Given exercise. Make an exact copy of the lines, leaving the pictures out.
╭─ The data
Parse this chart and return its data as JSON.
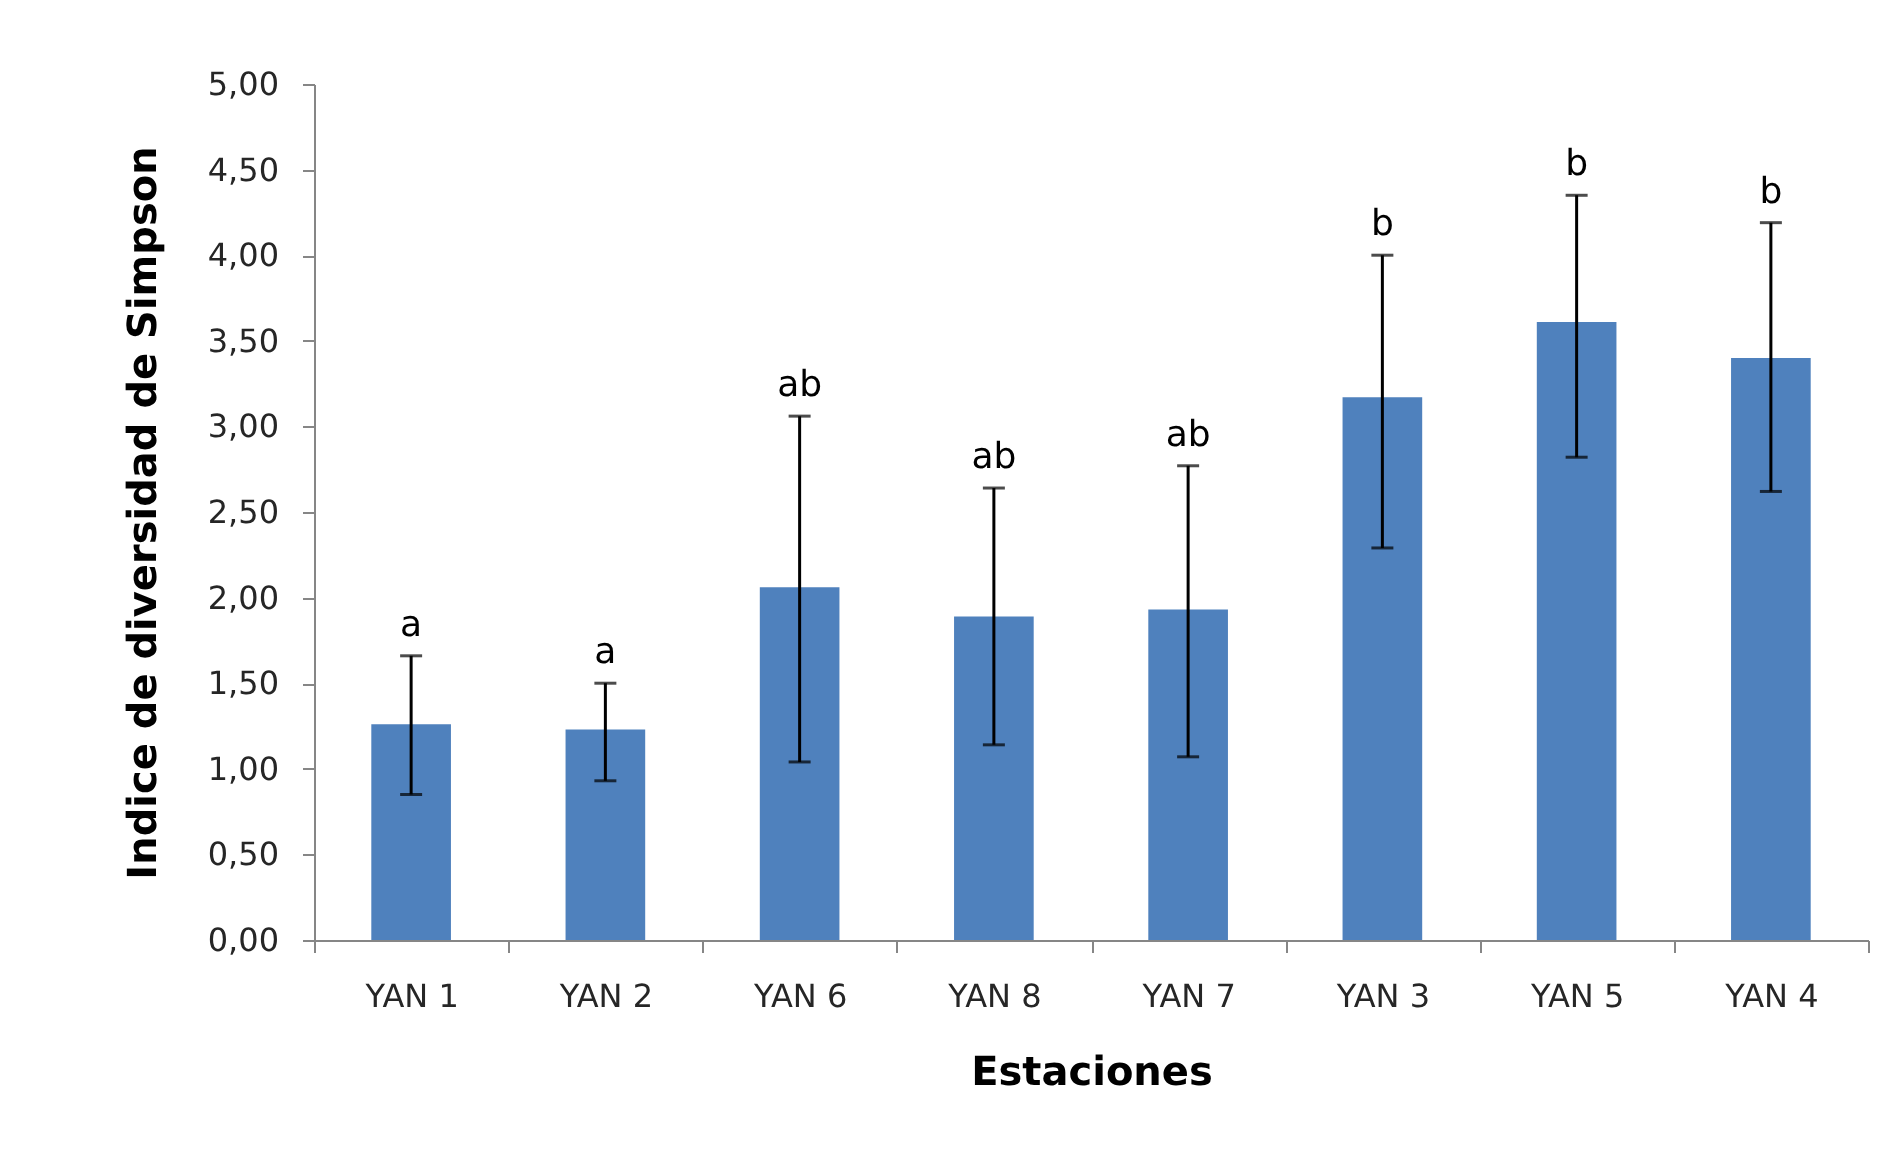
{
  "chart_data": {
    "type": "bar",
    "xlabel": "Estaciones",
    "ylabel": "Indice de diversidad de Simpson",
    "categories": [
      "YAN 1",
      "YAN 2",
      "YAN 6",
      "YAN 8",
      "YAN 7",
      "YAN 3",
      "YAN 5",
      "YAN 4"
    ],
    "series": [
      {
        "color": "#4f81bd",
        "values": [
          1.26,
          1.23,
          2.06,
          1.89,
          1.93,
          3.17,
          3.61,
          3.4
        ],
        "errors": [
          [
            0.85,
            1.66
          ],
          [
            0.93,
            1.5
          ],
          [
            1.04,
            3.06
          ],
          [
            1.14,
            2.64
          ],
          [
            1.07,
            2.77
          ],
          [
            2.29,
            4.0
          ],
          [
            2.82,
            4.35
          ],
          [
            2.62,
            4.19
          ]
        ]
      }
    ],
    "ylim": [
      0,
      5
    ],
    "yticks": [
      {
        "value": 0,
        "label": "0,00"
      },
      {
        "value": 0.5,
        "label": "0,50"
      },
      {
        "value": 1,
        "label": "1,00"
      },
      {
        "value": 1.5,
        "label": "1,50"
      },
      {
        "value": 2,
        "label": "2,00"
      },
      {
        "value": 2.5,
        "label": "2,50"
      },
      {
        "value": 3,
        "label": "3,00"
      },
      {
        "value": 3.5,
        "label": "3,50"
      },
      {
        "value": 4,
        "label": "4,00"
      },
      {
        "value": 4.5,
        "label": "4,50"
      },
      {
        "value": 5,
        "label": "5,00"
      }
    ],
    "annotations": [
      {
        "text": "a",
        "x": "YAN 1",
        "y": 1.66
      },
      {
        "text": "a",
        "x": "YAN 2",
        "y": 1.5
      },
      {
        "text": "ab",
        "x": "YAN 6",
        "y": 3.06
      },
      {
        "text": "ab",
        "x": "YAN 8",
        "y": 2.64
      },
      {
        "text": "ab",
        "x": "YAN 7",
        "y": 2.77
      },
      {
        "text": "b",
        "x": "YAN 3",
        "y": 4.0
      },
      {
        "text": "b",
        "x": "YAN 5",
        "y": 4.35
      },
      {
        "text": "b",
        "x": "YAN 4",
        "y": 4.19
      }
    ]
  }
}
╰─
Result of the exercise.
Parse this chart and return its data as JSON.
{
  "chart_data": {
    "type": "bar",
    "xlabel": "Estaciones",
    "ylabel": "Indice de diversidad de Simpson",
    "categories": [
      "YAN 1",
      "YAN 2",
      "YAN 6",
      "YAN 8",
      "YAN 7",
      "YAN 3",
      "YAN 5",
      "YAN 4"
    ],
    "series": [
      {
        "color": "#4f81bd",
        "values": [
          1.26,
          1.23,
          2.06,
          1.89,
          1.93,
          3.17,
          3.61,
          3.4
        ],
        "errors": [
          [
            0.85,
            1.66
          ],
          [
            0.93,
            1.5
          ],
          [
            1.04,
            3.06
          ],
          [
            1.14,
            2.64
          ],
          [
            1.07,
            2.77
          ],
          [
            2.29,
            4.0
          ],
          [
            2.82,
            4.35
          ],
          [
            2.62,
            4.19
          ]
        ]
      }
    ],
    "ylim": [
      0,
      5
    ],
    "yticks": [
      {
        "value": 0,
        "label": "0,00"
      },
      {
        "value": 0.5,
        "label": "0,50"
      },
      {
        "value": 1,
        "label": "1,00"
      },
      {
        "value": 1.5,
        "label": "1,50"
      },
      {
        "value": 2,
        "label": "2,00"
      },
      {
        "value": 2.5,
        "label": "2,50"
      },
      {
        "value": 3,
        "label": "3,00"
      },
      {
        "value": 3.5,
        "label": "3,50"
      },
      {
        "value": 4,
        "label": "4,00"
      },
      {
        "value": 4.5,
        "label": "4,50"
      },
      {
        "value": 5,
        "label": "5,00"
      }
    ],
    "annotations": [
      {
        "text": "a",
        "x": "YAN 1",
        "y": 1.66
      },
      {
        "text": "a",
        "x": "YAN 2",
        "y": 1.5
      },
      {
        "text": "ab",
        "x": "YAN 6",
        "y": 3.06
      },
      {
        "text": "ab",
        "x": "YAN 8",
        "y": 2.64
      },
      {
        "text": "ab",
        "x": "YAN 7",
        "y": 2.77
      },
      {
        "text": "b",
        "x": "YAN 3",
        "y": 4.0
      },
      {
        "text": "b",
        "x": "YAN 5",
        "y": 4.35
      },
      {
        "text": "b",
        "x": "YAN 4",
        "y": 4.19
      }
    ]
  }
}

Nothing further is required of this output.